[Stored data entries]
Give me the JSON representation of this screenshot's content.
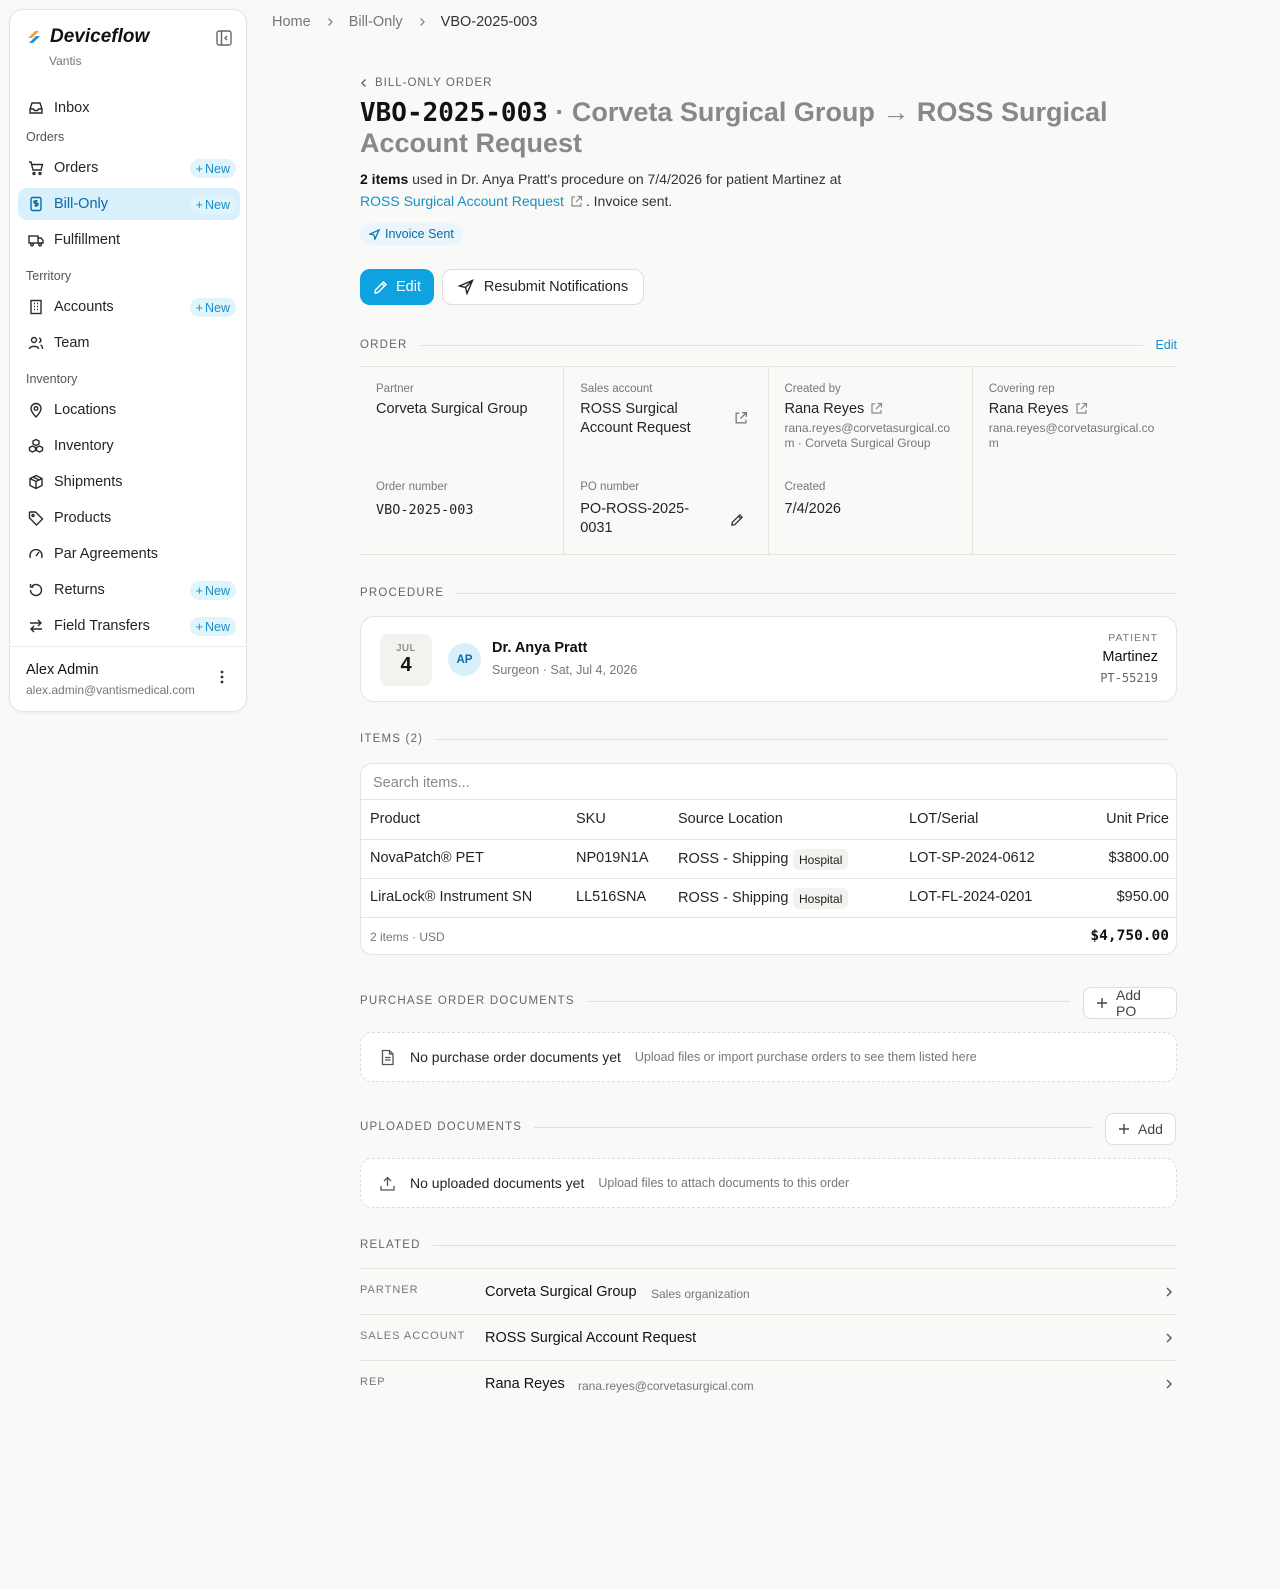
{
  "brand": {
    "name": "Deviceflow",
    "sub": "Vantis"
  },
  "sidebar": {
    "new_label": "New",
    "sections": {
      "orders": "Orders",
      "territory": "Territory",
      "inventory": "Inventory"
    },
    "items": {
      "inbox": "Inbox",
      "orders": "Orders",
      "bill_only": "Bill-Only",
      "fulfillment": "Fulfillment",
      "accounts": "Accounts",
      "team": "Team",
      "locations": "Locations",
      "inventory": "Inventory",
      "shipments": "Shipments",
      "products": "Products",
      "par_agreements": "Par Agreements",
      "returns": "Returns",
      "field_transfers": "Field Transfers"
    },
    "user": {
      "name": "Alex Admin",
      "email": "alex.admin@vantismedical.com"
    }
  },
  "breadcrumb": {
    "home": "Home",
    "section": "Bill-Only",
    "current": "VBO-2025-003"
  },
  "header": {
    "back_label": "BILL-ONLY ORDER",
    "code": "VBO-2025-003",
    "title_rest": "· Corveta Surgical Group → ROSS Surgical Account Request",
    "items_count": "2 items",
    "desc_mid": "used in Dr. Anya Pratt's procedure on 7/4/2026 for patient Martinez at",
    "desc_link": "ROSS Surgical Account Request",
    "desc_end": ". Invoice sent.",
    "status": "Invoice Sent",
    "edit_button": "Edit",
    "resubmit_button": "Resubmit Notifications"
  },
  "order": {
    "section_label": "ORDER",
    "edit_link": "Edit",
    "partner_label": "Partner",
    "partner": "Corveta Surgical Group",
    "sales_account_label": "Sales account",
    "sales_account": "ROSS Surgical Account Request",
    "created_by_label": "Created by",
    "created_by": "Rana Reyes",
    "created_by_sub": "rana.reyes@corvetasurgical.com · Corveta Surgical Group",
    "covering_rep_label": "Covering rep",
    "covering_rep": "Rana Reyes",
    "covering_rep_email": "rana.reyes@corvetasurgical.com",
    "order_number_label": "Order number",
    "order_number": "VBO-2025-003",
    "po_number_label": "PO number",
    "po_number": "PO-ROSS-2025-0031",
    "created_label": "Created",
    "created": "7/4/2026"
  },
  "procedure": {
    "section_label": "PROCEDURE",
    "month": "JUL",
    "day": "4",
    "initials": "AP",
    "doctor": "Dr. Anya Pratt",
    "sub": "Surgeon · Sat, Jul 4, 2026",
    "patient_label": "PATIENT",
    "patient": "Martinez",
    "patient_id": "PT-55219"
  },
  "items": {
    "section_label": "ITEMS (2)",
    "search_placeholder": "Search items...",
    "columns": {
      "product": "Product",
      "sku": "SKU",
      "source": "Source Location",
      "lot": "LOT/Serial",
      "price": "Unit Price"
    },
    "rows": [
      {
        "product": "NovaPatch® PET",
        "sku": "NP019N1A",
        "source": "ROSS - Shipping",
        "tag": "Hospital",
        "lot": "LOT-SP-2024-0612",
        "price": "$3800.00"
      },
      {
        "product": "LiraLock® Instrument SN",
        "sku": "LL516SNA",
        "source": "ROSS - Shipping",
        "tag": "Hospital",
        "lot": "LOT-FL-2024-0201",
        "price": "$950.00"
      }
    ],
    "footer_left": "2 items · USD",
    "total": "$4,750.00"
  },
  "po_docs": {
    "section_label": "PURCHASE ORDER DOCUMENTS",
    "add_label": "Add PO",
    "empty_title": "No purchase order documents yet",
    "empty_sub": "Upload files or import purchase orders to see them listed here"
  },
  "uploaded_docs": {
    "section_label": "UPLOADED DOCUMENTS",
    "add_label": "Add",
    "empty_title": "No uploaded documents yet",
    "empty_sub": "Upload files to attach documents to this order"
  },
  "related": {
    "section_label": "RELATED",
    "partner_label": "PARTNER",
    "partner": "Corveta Surgical Group",
    "partner_sub": "Sales organization",
    "account_label": "SALES ACCOUNT",
    "account": "ROSS Surgical Account Request",
    "rep_label": "REP",
    "rep": "Rana Reyes",
    "rep_email": "rana.reyes@corvetasurgical.com"
  },
  "colors": {
    "accent": "#0ea2e0",
    "link": "#1a8ec8",
    "active_bg": "#d7f0fb"
  }
}
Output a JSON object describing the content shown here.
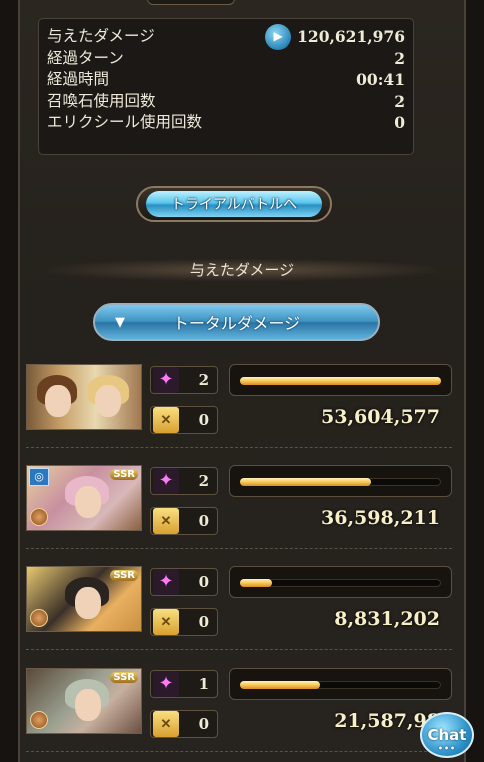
{
  "stats": [
    {
      "label": "与えたダメージ",
      "value": "120,621,976",
      "has_icon": true
    },
    {
      "label": "経過ターン",
      "value": "2"
    },
    {
      "label": "経過時間",
      "value": "00:41"
    },
    {
      "label": "召喚石使用回数",
      "value": "2"
    },
    {
      "label": "エリクシール使用回数",
      "value": "0"
    }
  ],
  "trial_button": "トライアルバトルへ",
  "section_title": "与えたダメージ",
  "dropdown": {
    "selected": "トータルダメージ",
    "icon": "triangle-down"
  },
  "members": [
    {
      "ougi": "2",
      "chain": "0",
      "damage": "53,604,577",
      "bar_pct": 100,
      "ssr": "",
      "ring": false
    },
    {
      "ougi": "2",
      "chain": "0",
      "damage": "36,598,211",
      "bar_pct": 65,
      "ssr": "SSR",
      "ring": true
    },
    {
      "ougi": "0",
      "chain": "0",
      "damage": "8,831,202",
      "bar_pct": 16,
      "ssr": "SSR",
      "ring": false
    },
    {
      "ougi": "1",
      "chain": "0",
      "damage": "21,587,98",
      "bar_pct": 40,
      "ssr": "SSR",
      "ring": false
    }
  ],
  "icons": {
    "ougi": "pink-sparkle-icon",
    "chain": "chain-burst-icon",
    "play": "play-icon"
  },
  "chat_label": "Chat",
  "colors": {
    "accent_blue": "#3e93c2",
    "bar_gold": "#f8c858",
    "damage_text": "#f6efc8"
  }
}
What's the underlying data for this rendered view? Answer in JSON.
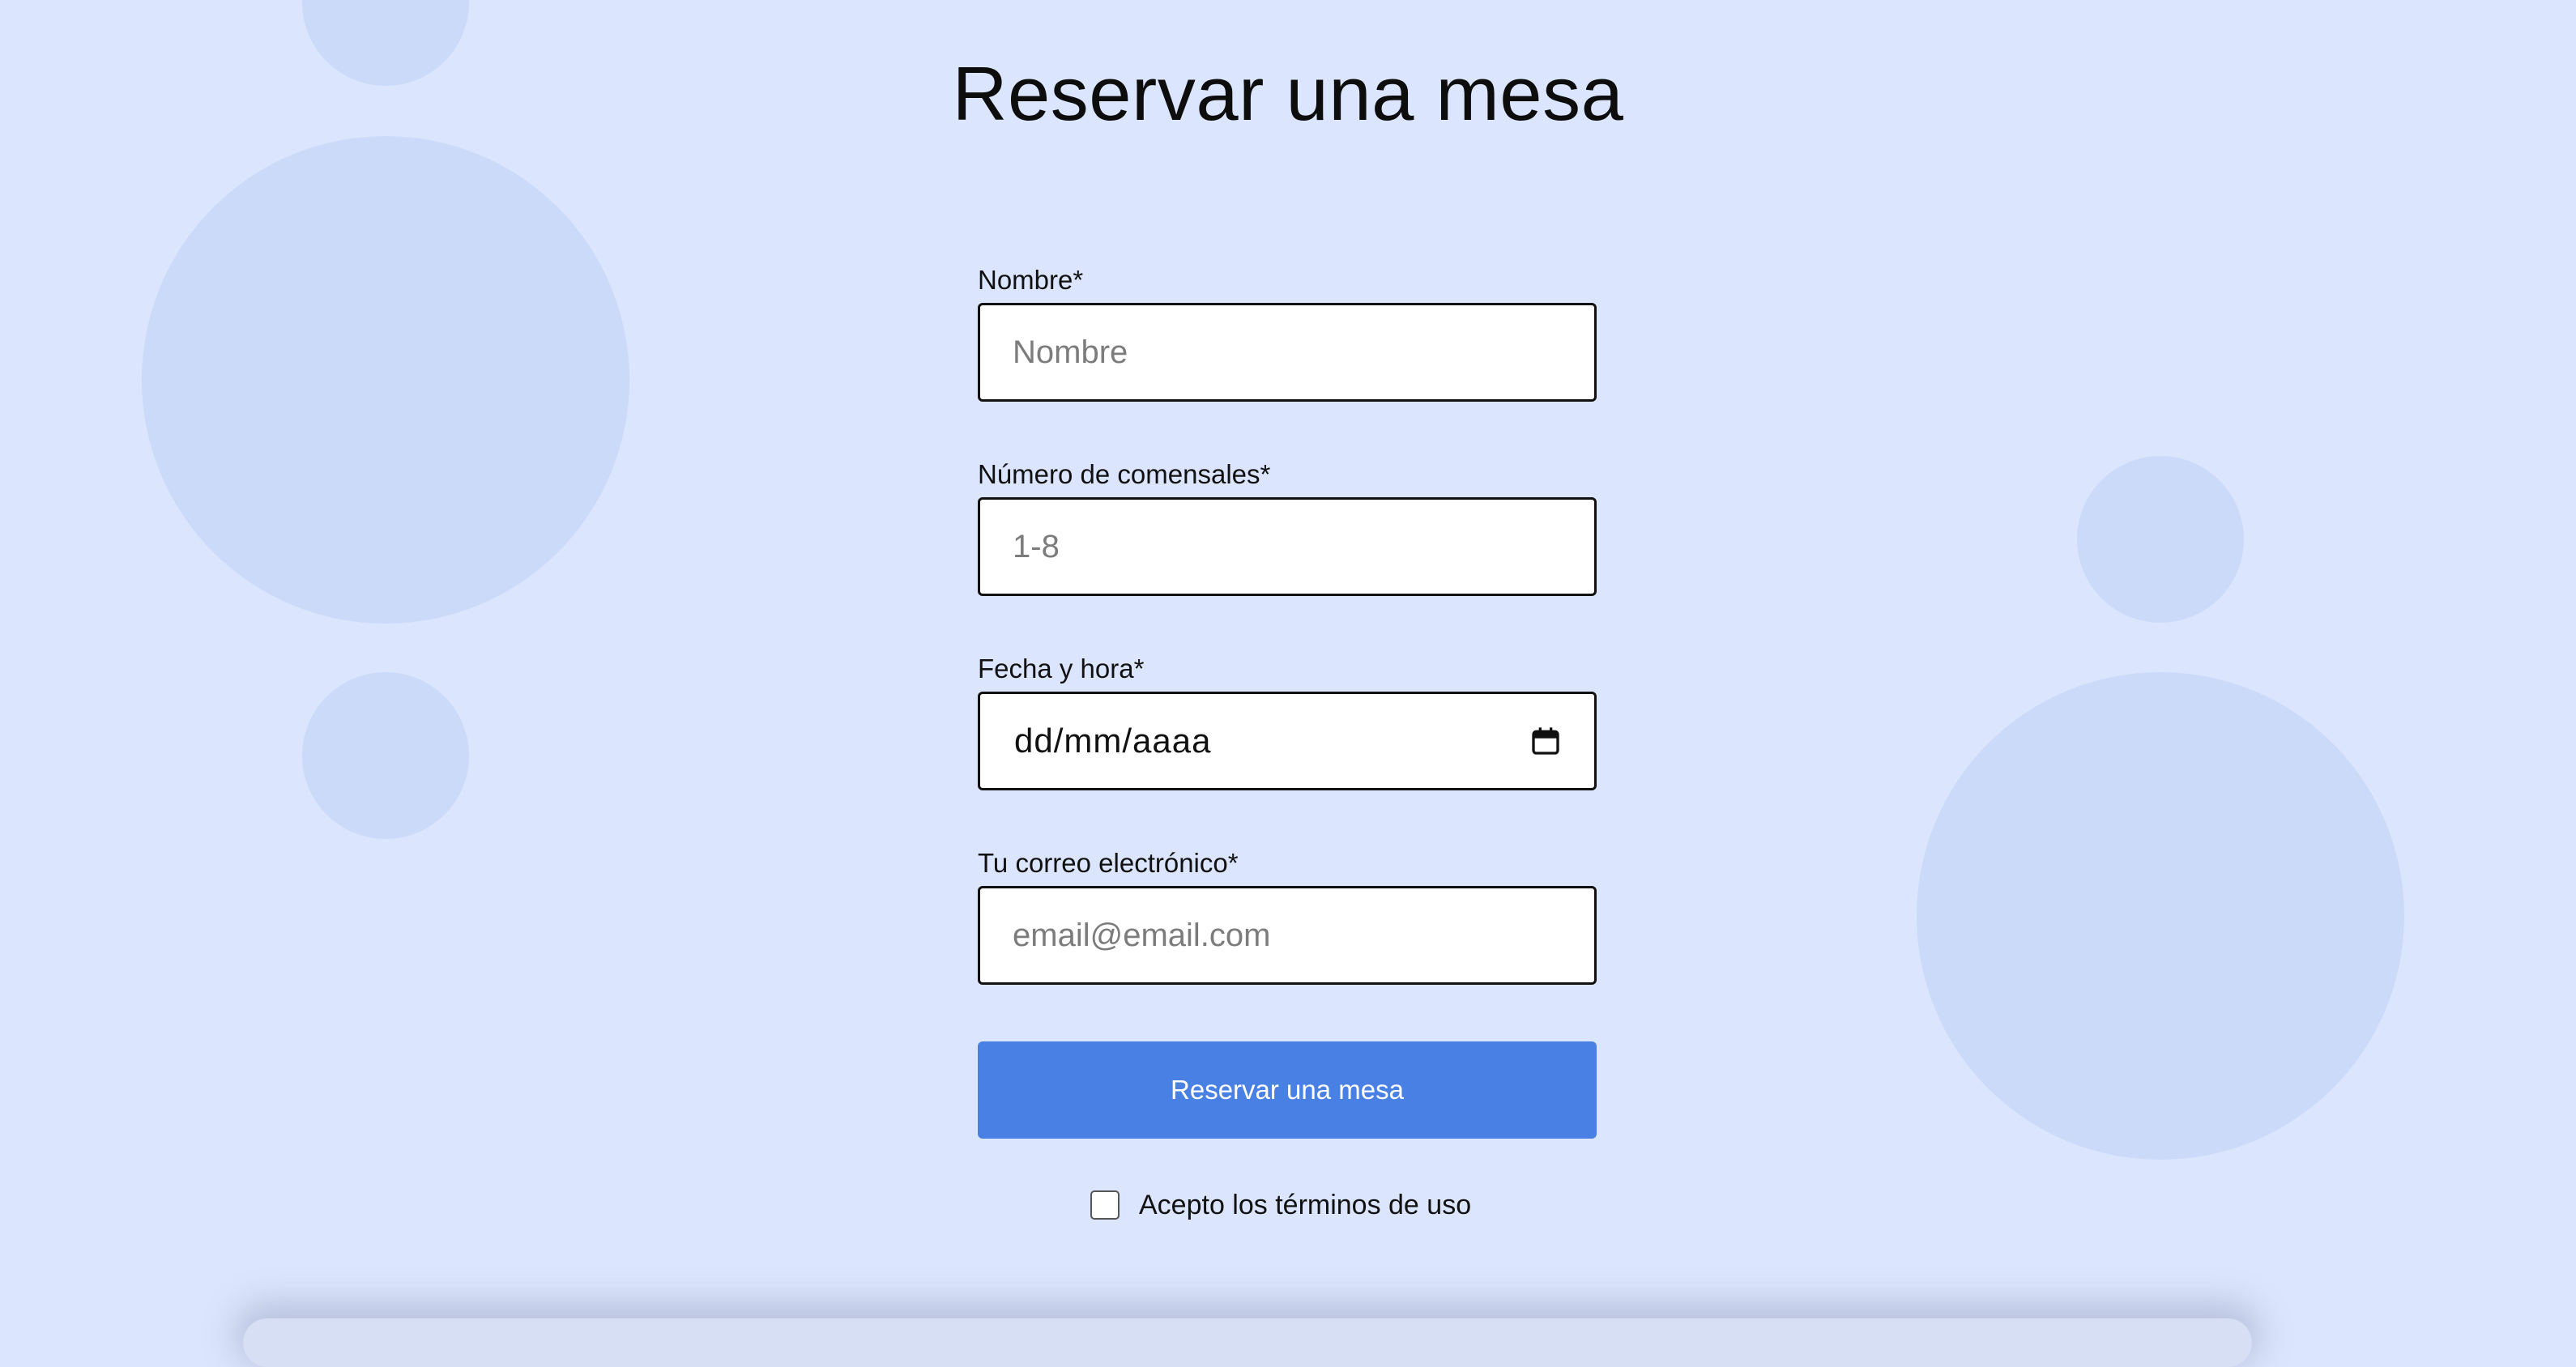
{
  "page": {
    "title": "Reservar una mesa",
    "background_color": "#dbe5fd",
    "accent_color": "#4880e4"
  },
  "form": {
    "name": {
      "label": "Nombre*",
      "placeholder": "Nombre",
      "value": ""
    },
    "guests": {
      "label": "Número de comensales*",
      "placeholder": "1-8",
      "value": ""
    },
    "datetime": {
      "label": "Fecha y hora*",
      "display": "dd/mm/aaaa",
      "icon": "calendar-icon"
    },
    "email": {
      "label": "Tu correo electrónico*",
      "placeholder": "email@email.com",
      "value": ""
    },
    "submit_label": "Reservar una mesa",
    "terms": {
      "label": "Acepto los términos de uso",
      "checked": false
    }
  }
}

What to produce
Skip the pictures and transcribe the rest of the records exactly.

Task response
Give me the JSON representation of this screenshot's content.
{
  "brand": {
    "name": "Deviceflow",
    "sub": "Vantis"
  },
  "sidebar": {
    "new_label": "New",
    "sections": {
      "orders": "Orders",
      "territory": "Territory",
      "inventory": "Inventory"
    },
    "items": {
      "inbox": "Inbox",
      "orders": "Orders",
      "bill_only": "Bill-Only",
      "fulfillment": "Fulfillment",
      "accounts": "Accounts",
      "team": "Team",
      "locations": "Locations",
      "inventory": "Inventory",
      "shipments": "Shipments",
      "products": "Products",
      "par_agreements": "Par Agreements",
      "returns": "Returns",
      "field_transfers": "Field Transfers"
    },
    "user": {
      "name": "Alex Admin",
      "email": "alex.admin@vantismedical.com"
    }
  },
  "breadcrumb": {
    "home": "Home",
    "section": "Bill-Only",
    "current": "VBO-2025-003"
  },
  "header": {
    "back_label": "BILL-ONLY ORDER",
    "code": "VBO-2025-003",
    "title_rest": "· Corveta Surgical Group → ROSS Surgical Account Request",
    "items_count": "2 items",
    "desc_mid": "used in Dr. Anya Pratt's procedure on 7/4/2026 for patient Martinez at",
    "desc_link": "ROSS Surgical Account Request",
    "desc_end": ". Invoice sent.",
    "status": "Invoice Sent",
    "edit_button": "Edit",
    "resubmit_button": "Resubmit Notifications"
  },
  "order": {
    "section_label": "ORDER",
    "edit_link": "Edit",
    "partner_label": "Partner",
    "partner": "Corveta Surgical Group",
    "sales_account_label": "Sales account",
    "sales_account": "ROSS Surgical Account Request",
    "created_by_label": "Created by",
    "created_by": "Rana Reyes",
    "created_by_sub": "rana.reyes@corvetasurgical.com · Corveta Surgical Group",
    "covering_rep_label": "Covering rep",
    "covering_rep": "Rana Reyes",
    "covering_rep_email": "rana.reyes@corvetasurgical.com",
    "order_number_label": "Order number",
    "order_number": "VBO-2025-003",
    "po_number_label": "PO number",
    "po_number": "PO-ROSS-2025-0031",
    "created_label": "Created",
    "created": "7/4/2026"
  },
  "procedure": {
    "section_label": "PROCEDURE",
    "month": "JUL",
    "day": "4",
    "initials": "AP",
    "doctor": "Dr. Anya Pratt",
    "sub": "Surgeon · Sat, Jul 4, 2026",
    "patient_label": "PATIENT",
    "patient": "Martinez",
    "patient_id": "PT-55219"
  },
  "items": {
    "section_label": "ITEMS (2)",
    "search_placeholder": "Search items...",
    "columns": {
      "product": "Product",
      "sku": "SKU",
      "source": "Source Location",
      "lot": "LOT/Serial",
      "price": "Unit Price"
    },
    "rows": [
      {
        "product": "NovaPatch® PET",
        "sku": "NP019N1A",
        "source": "ROSS - Shipping",
        "tag": "Hospital",
        "lot": "LOT-SP-2024-0612",
        "price": "$3800.00"
      },
      {
        "product": "LiraLock® Instrument SN",
        "sku": "LL516SNA",
        "source": "ROSS - Shipping",
        "tag": "Hospital",
        "lot": "LOT-FL-2024-0201",
        "price": "$950.00"
      }
    ],
    "footer_left": "2 items · USD",
    "total": "$4,750.00"
  },
  "po_docs": {
    "section_label": "PURCHASE ORDER DOCUMENTS",
    "add_label": "Add PO",
    "empty_title": "No purchase order documents yet",
    "empty_sub": "Upload files or import purchase orders to see them listed here"
  },
  "uploaded_docs": {
    "section_label": "UPLOADED DOCUMENTS",
    "add_label": "Add",
    "empty_title": "No uploaded documents yet",
    "empty_sub": "Upload files to attach documents to this order"
  },
  "related": {
    "section_label": "RELATED",
    "partner_label": "PARTNER",
    "partner": "Corveta Surgical Group",
    "partner_sub": "Sales organization",
    "account_label": "SALES ACCOUNT",
    "account": "ROSS Surgical Account Request",
    "rep_label": "REP",
    "rep": "Rana Reyes",
    "rep_email": "rana.reyes@corvetasurgical.com"
  },
  "colors": {
    "accent": "#0ea2e0",
    "link": "#1a8ec8",
    "active_bg": "#d7f0fb"
  }
}
Output a JSON object describing the content shown here.
{
  "stats": [
    {
      "label": "与えたダメージ",
      "value": "120,621,976",
      "has_icon": true
    },
    {
      "label": "経過ターン",
      "value": "2"
    },
    {
      "label": "経過時間",
      "value": "00:41"
    },
    {
      "label": "召喚石使用回数",
      "value": "2"
    },
    {
      "label": "エリクシール使用回数",
      "value": "0"
    }
  ],
  "trial_button": "トライアルバトルへ",
  "section_title": "与えたダメージ",
  "dropdown": {
    "selected": "トータルダメージ",
    "icon": "triangle-down"
  },
  "members": [
    {
      "ougi": "2",
      "chain": "0",
      "damage": "53,604,577",
      "bar_pct": 100,
      "ssr": "",
      "ring": false
    },
    {
      "ougi": "2",
      "chain": "0",
      "damage": "36,598,211",
      "bar_pct": 65,
      "ssr": "SSR",
      "ring": true
    },
    {
      "ougi": "0",
      "chain": "0",
      "damage": "8,831,202",
      "bar_pct": 16,
      "ssr": "SSR",
      "ring": false
    },
    {
      "ougi": "1",
      "chain": "0",
      "damage": "21,587,98",
      "bar_pct": 40,
      "ssr": "SSR",
      "ring": false
    }
  ],
  "icons": {
    "ougi": "pink-sparkle-icon",
    "chain": "chain-burst-icon",
    "play": "play-icon"
  },
  "chat_label": "Chat",
  "colors": {
    "accent_blue": "#3e93c2",
    "bar_gold": "#f8c858",
    "damage_text": "#f6efc8"
  }
}
What's the underlying data for this rendered view? Answer in JSON.
{
  "page": {
    "title": "Reservar una mesa",
    "background_color": "#dbe5fd",
    "accent_color": "#4880e4"
  },
  "form": {
    "name": {
      "label": "Nombre*",
      "placeholder": "Nombre",
      "value": ""
    },
    "guests": {
      "label": "Número de comensales*",
      "placeholder": "1-8",
      "value": ""
    },
    "datetime": {
      "label": "Fecha y hora*",
      "display": "dd/mm/aaaa",
      "icon": "calendar-icon"
    },
    "email": {
      "label": "Tu correo electrónico*",
      "placeholder": "email@email.com",
      "value": ""
    },
    "submit_label": "Reservar una mesa",
    "terms": {
      "label": "Acepto los términos de uso",
      "checked": false
    }
  }
}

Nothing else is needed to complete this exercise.